## INSTRUCTION
Give back all the data exactly, line by line.

## INFORMATION GIVEN

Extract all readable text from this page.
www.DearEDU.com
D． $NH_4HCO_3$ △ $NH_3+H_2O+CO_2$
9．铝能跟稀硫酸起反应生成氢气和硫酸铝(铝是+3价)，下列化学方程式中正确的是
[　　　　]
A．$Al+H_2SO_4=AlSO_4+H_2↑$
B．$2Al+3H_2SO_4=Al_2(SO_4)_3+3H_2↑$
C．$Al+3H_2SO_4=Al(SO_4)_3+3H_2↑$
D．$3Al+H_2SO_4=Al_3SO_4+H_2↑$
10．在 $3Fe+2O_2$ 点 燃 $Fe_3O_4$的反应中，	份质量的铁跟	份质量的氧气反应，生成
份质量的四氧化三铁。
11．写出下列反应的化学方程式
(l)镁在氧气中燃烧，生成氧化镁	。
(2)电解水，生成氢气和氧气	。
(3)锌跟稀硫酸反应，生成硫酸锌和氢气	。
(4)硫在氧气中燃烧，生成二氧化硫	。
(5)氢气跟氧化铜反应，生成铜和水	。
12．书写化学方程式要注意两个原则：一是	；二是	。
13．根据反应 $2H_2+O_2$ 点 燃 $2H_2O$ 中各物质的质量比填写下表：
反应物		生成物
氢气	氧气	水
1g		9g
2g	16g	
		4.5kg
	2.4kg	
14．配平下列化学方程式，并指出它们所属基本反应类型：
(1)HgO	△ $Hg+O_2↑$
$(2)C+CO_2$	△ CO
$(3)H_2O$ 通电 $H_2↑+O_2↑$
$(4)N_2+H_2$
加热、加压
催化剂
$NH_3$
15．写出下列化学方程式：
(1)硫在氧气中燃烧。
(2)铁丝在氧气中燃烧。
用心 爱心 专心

## COMPLETE OUTPUT
Extract all readable text from this page.
www.DearEDU.com
D． $NH_4HCO_3$ △ $NH_3+H_2O+CO_2$
9．铝能跟稀硫酸起反应生成氢气和硫酸铝(铝是+3价)，下列化学方程式中正确的是
[　　　　]
A．$Al+H_2SO_4=AlSO_4+H_2↑$
B．$2Al+3H_2SO_4=Al_2(SO_4)_3+3H_2↑$
C．$Al+3H_2SO_4=Al(SO_4)_3+3H_2↑$
D．$3Al+H_2SO_4=Al_3SO_4+H_2↑$
10．在 $3Fe+2O_2$ 点 燃 $Fe_3O_4$的反应中，	份质量的铁跟	份质量的氧气反应，生成
份质量的四氧化三铁。
11．写出下列反应的化学方程式
(l)镁在氧气中燃烧，生成氧化镁	。
(2)电解水，生成氢气和氧气	。
(3)锌跟稀硫酸反应，生成硫酸锌和氢气	。
(4)硫在氧气中燃烧，生成二氧化硫	。
(5)氢气跟氧化铜反应，生成铜和水	。
12．书写化学方程式要注意两个原则：一是	；二是	。
13．根据反应 $2H_2+O_2$ 点 燃 $2H_2O$ 中各物质的质量比填写下表：
反应物		生成物
氢气	氧气	水
1g		9g
2g	16g	
		4.5kg
	2.4kg	
14．配平下列化学方程式，并指出它们所属基本反应类型：
(1)HgO	△ $Hg+O_2↑$
$(2)C+CO_2$	△ CO
$(3)H_2O$ 通电 $H_2↑+O_2↑$
$(4)N_2+H_2$
加热、加压
催化剂
$NH_3$
15．写出下列化学方程式：
(1)硫在氧气中燃烧。
(2)铁丝在氧气中燃烧。
用心 爱心 专心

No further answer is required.